Exact repetition of every entry is required.

>> START

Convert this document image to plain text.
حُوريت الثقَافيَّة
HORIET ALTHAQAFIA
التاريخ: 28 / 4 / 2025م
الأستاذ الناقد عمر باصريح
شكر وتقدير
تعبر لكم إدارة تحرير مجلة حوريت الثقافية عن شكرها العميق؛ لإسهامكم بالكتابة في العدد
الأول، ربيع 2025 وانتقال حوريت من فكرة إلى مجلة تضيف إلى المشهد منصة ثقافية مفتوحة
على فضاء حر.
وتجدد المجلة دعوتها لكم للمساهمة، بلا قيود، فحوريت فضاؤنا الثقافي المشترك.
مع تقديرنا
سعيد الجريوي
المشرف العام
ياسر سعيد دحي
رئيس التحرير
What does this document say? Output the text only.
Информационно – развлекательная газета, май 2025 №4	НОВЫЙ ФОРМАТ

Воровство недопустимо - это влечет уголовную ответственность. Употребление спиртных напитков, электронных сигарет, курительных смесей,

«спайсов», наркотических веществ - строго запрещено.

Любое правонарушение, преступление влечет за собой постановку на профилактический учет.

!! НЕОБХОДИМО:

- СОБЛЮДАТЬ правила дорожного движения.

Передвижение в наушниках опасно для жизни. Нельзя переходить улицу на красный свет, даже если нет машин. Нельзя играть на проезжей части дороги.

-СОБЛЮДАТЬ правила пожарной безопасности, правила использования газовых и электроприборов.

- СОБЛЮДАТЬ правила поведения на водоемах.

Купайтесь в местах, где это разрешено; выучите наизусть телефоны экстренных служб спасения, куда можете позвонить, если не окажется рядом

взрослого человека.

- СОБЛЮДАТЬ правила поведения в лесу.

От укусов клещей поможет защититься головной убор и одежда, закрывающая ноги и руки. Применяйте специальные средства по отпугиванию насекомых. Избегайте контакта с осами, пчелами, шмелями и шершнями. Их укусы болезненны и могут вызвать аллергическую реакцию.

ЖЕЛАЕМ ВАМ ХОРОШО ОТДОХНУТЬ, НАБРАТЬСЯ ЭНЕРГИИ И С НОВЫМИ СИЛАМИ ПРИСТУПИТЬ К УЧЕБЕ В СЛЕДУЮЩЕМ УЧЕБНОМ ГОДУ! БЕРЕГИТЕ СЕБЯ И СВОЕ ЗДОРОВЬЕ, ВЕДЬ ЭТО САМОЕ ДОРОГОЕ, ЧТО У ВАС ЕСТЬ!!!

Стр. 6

>> END

Exercise answer
Convert this document image to plain text.
حُوريت الثقَافيَّة
HORIET ALTHAQAFIA
التاريخ: 28 / 4 / 2025م
الأستاذ الناقد عمر باصريح
شكر وتقدير
تعبر لكم إدارة تحرير مجلة حوريت الثقافية عن شكرها العميق؛ لإسهامكم بالكتابة في العدد
الأول، ربيع 2025 وانتقال حوريت من فكرة إلى مجلة تضيف إلى المشهد منصة ثقافية مفتوحة
على فضاء حر.
وتجدد المجلة دعوتها لكم للمساهمة، بلا قيود، فحوريت فضاؤنا الثقافي المشترك.
مع تقديرنا
سعيد الجريوي
المشرف العام
ياسر سعيد دحي
رئيس التحرير
What does this document say? Output the text only.
Информационно – развлекательная газета, май 2025 №4	НОВЫЙ ФОРМАТ

Воровство недопустимо - это влечет уголовную ответственность. Употребление спиртных напитков, электронных сигарет, курительных смесей,

«спайсов», наркотических веществ - строго запрещено.

Любое правонарушение, преступление влечет за собой постановку на профилактический учет.

!! НЕОБХОДИМО:

- СОБЛЮДАТЬ правила дорожного движения.

Передвижение в наушниках опасно для жизни. Нельзя переходить улицу на красный свет, даже если нет машин. Нельзя играть на проезжей части дороги.

-СОБЛЮДАТЬ правила пожарной безопасности, правила использования газовых и электроприборов.

- СОБЛЮДАТЬ правила поведения на водоемах.

Купайтесь в местах, где это разрешено; выучите наизусть телефоны экстренных служб спасения, куда можете позвонить, если не окажется рядом

взрослого человека.

- СОБЛЮДАТЬ правила поведения в лесу.

От укусов клещей поможет защититься головной убор и одежда, закрывающая ноги и руки. Применяйте специальные средства по отпугиванию насекомых. Избегайте контакта с осами, пчелами, шмелями и шершнями. Их укусы болезненны и могут вызвать аллергическую реакцию.

ЖЕЛАЕМ ВАМ ХОРОШО ОТДОХНУТЬ, НАБРАТЬСЯ ЭНЕРГИИ И С НОВЫМИ СИЛАМИ ПРИСТУПИТЬ К УЧЕБЕ В СЛЕДУЮЩЕМ УЧЕБНОМ ГОДУ! БЕРЕГИТЕ СЕБЯ И СВОЕ ЗДОРОВЬЕ, ВЕДЬ ЭТО САМОЕ ДОРОГОЕ, ЧТО У ВАС ЕСТЬ!!!

Стр. 6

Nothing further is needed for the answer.